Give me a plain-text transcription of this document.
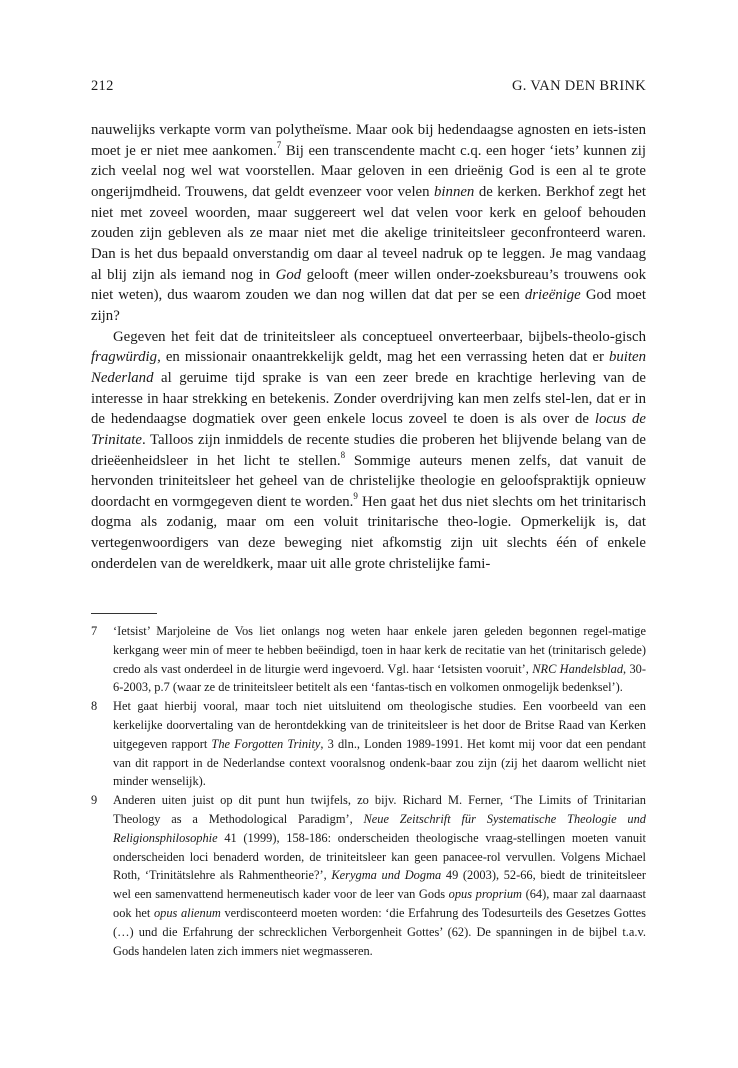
212	G. VAN DEN BRINK

nauwelijks verkapte vorm van polytheïsme. Maar ook bij hedendaagse agnosten en iets-isten moet je er niet mee aankomen.$^7$ Bij een transcendente macht c.q. een hoger ‘iets’ kunnen zij zich veelal nog wel wat voorstellen. Maar geloven in een drieënig God is een al te grote ongerijmdheid. Trouwens, dat geldt evenzeer voor velen binnen de kerken. Berkhof zegt het niet met zoveel woorden, maar suggereert wel dat velen voor kerk en geloof behouden zouden zijn gebleven als ze maar niet met die akelige triniteitsleer geconfronteerd waren. Dan is het dus bepaald onverstandig om daar al teveel nadruk op te leggen. Je mag vandaag al blij zijn als iemand nog in God gelooft (meer willen onder-zoeksbureau’s trouwens ook niet weten), dus waarom zouden we dan nog willen dat dat per se een drieënige God moet zijn?

Gegeven het feit dat de triniteitsleer als conceptueel onverteerbaar, bijbels-theolo-gisch fragwürdig, en missionair onaantrekkelijk geldt, mag het een verrassing heten dat er buiten Nederland al geruime tijd sprake is van een zeer brede en krachtige herleving van de interesse in haar strekking en betekenis. Zonder overdrijving kan men zelfs stel-len, dat er in de hedendaagse dogmatiek over geen enkele locus zoveel te doen is als over de locus de Trinitate. Talloos zijn inmiddels de recente studies die proberen het blijvende belang van de drieëenheidsleer in het licht te stellen.$^8$ Sommige auteurs menen zelfs, dat vanuit de hervonden triniteitsleer het geheel van de christelijke theologie en geloofspraktijk opnieuw doordacht en vormgegeven dient te worden.$^9$ Hen gaat het dus niet slechts om het trinitarisch dogma als zodanig, maar om een voluit trinitarische theo-logie. Opmerkelijk is, dat vertegenwoordigers van deze beweging niet afkomstig zijn uit slechts één of enkele onderdelen van de wereldkerk, maar uit alle grote christelijke fami-

7 ‘Ietsist’ Marjoleine de Vos liet onlangs nog weten haar enkele jaren geleden begonnen regel-matige kerkgang weer min of meer te hebben beëindigd, toen in haar kerk de recitatie van het (trinitarisch gelede) credo als vast onderdeel in de liturgie werd ingevoerd. Vgl. haar ‘Ietsisten vooruit’, NRC Handelsblad, 30-6-2003, p.7 (waar ze de triniteitsleer betitelt als een ‘fantas-tisch en volkomen onmogelijk bedenksel’).
8 Het gaat hierbij vooral, maar toch niet uitsluitend om theologische studies. Een voorbeeld van een kerkelijke doorvertaling van de herontdekking van de triniteitsleer is het door de Britse Raad van Kerken uitgegeven rapport The Forgotten Trinity, 3 dln., Londen 1989-1991. Het komt mij voor dat een pendant van dit rapport in de Nederlandse context vooralsnog ondenk-baar zou zijn (zij het daarom wellicht niet minder wenselijk).
9 Anderen uiten juist op dit punt hun twijfels, zo bijv. Richard M. Ferner, ‘The Limits of Trinitarian Theology as a Methodological Paradigm’, Neue Zeitschrift für Systematische Theologie und Religionsphilosophie 41 (1999), 158-186: onderscheiden theologische vraag-stellingen moeten vanuit onderscheiden loci benaderd worden, de triniteitsleer kan geen panacee-rol vervullen. Volgens Michael Roth, ‘Trinitätslehre als Rahmentheorie?’, Kerygma und Dogma 49 (2003), 52-66, biedt de triniteitsleer wel een samenvattend hermeneutisch kader voor de leer van Gods opus proprium (64), maar zal daarnaast ook het opus alienum verdisconteerd moeten worden: ‘die Erfahrung des Todesurteils des Gesetzes Gottes (…) und die Erfahrung der schrecklichen Verborgenheit Gottes’ (62). De spanningen in de bijbel t.a.v. Gods handelen laten zich immers niet wegmasseren.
━━━━━━━━
> **What you should do**: Search the data for "grote" and list every line in which it occurs.

> **Full answer**:
nauwelijks verkapte vorm van polytheïsme. Maar ook bij hedendaagse agnosten en iets-isten moet je er niet mee aankomen.$^7$ Bij een transcendente macht c.q. een hoger ‘iets’ kunnen zij zich veelal nog wel wat voorstellen. Maar geloven in een drieënig God is een al te grote ongerijmdheid. Trouwens, dat geldt evenzeer voor velen binnen de kerken. Berkhof zegt het niet met zoveel woorden, maar suggereert wel dat velen voor kerk en geloof behouden zouden zijn gebleven als ze maar niet met die akelige triniteitsleer geconfronteerd waren. Dan is het dus bepaald onverstandig om daar al teveel nadruk op te leggen. Je mag vandaag al blij zijn als iemand nog in God gelooft (meer willen onder-zoeksbureau’s trouwens ook niet weten), dus waarom zouden we dan nog willen dat dat per se een drieënige God moet zijn?
Gegeven het feit dat de triniteitsleer als conceptueel onverteerbaar, bijbels-theolo-gisch fragwürdig, en missionair onaantrekkelijk geldt, mag het een verrassing heten dat er buiten Nederland al geruime tijd sprake is van een zeer brede en krachtige herleving van de interesse in haar strekking en betekenis. Zonder overdrijving kan men zelfs stel-len, dat er in de hedendaagse dogmatiek over geen enkele locus zoveel te doen is als over de locus de Trinitate. Talloos zijn inmiddels de recente studies die proberen het blijvende belang van de drieëenheidsleer in het licht te stellen.$^8$ Sommige auteurs menen zelfs, dat vanuit de hervonden triniteitsleer het geheel van de christelijke theologie en geloofspraktijk opnieuw doordacht en vormgegeven dient te worden.$^9$ Hen gaat het dus niet slechts om het trinitarisch dogma als zodanig, maar om een voluit trinitarische theo-logie. Opmerkelijk is, dat vertegenwoordigers van deze beweging niet afkomstig zijn uit slechts één of enkele onderdelen van de wereldkerk, maar uit alle grote christelijke fami-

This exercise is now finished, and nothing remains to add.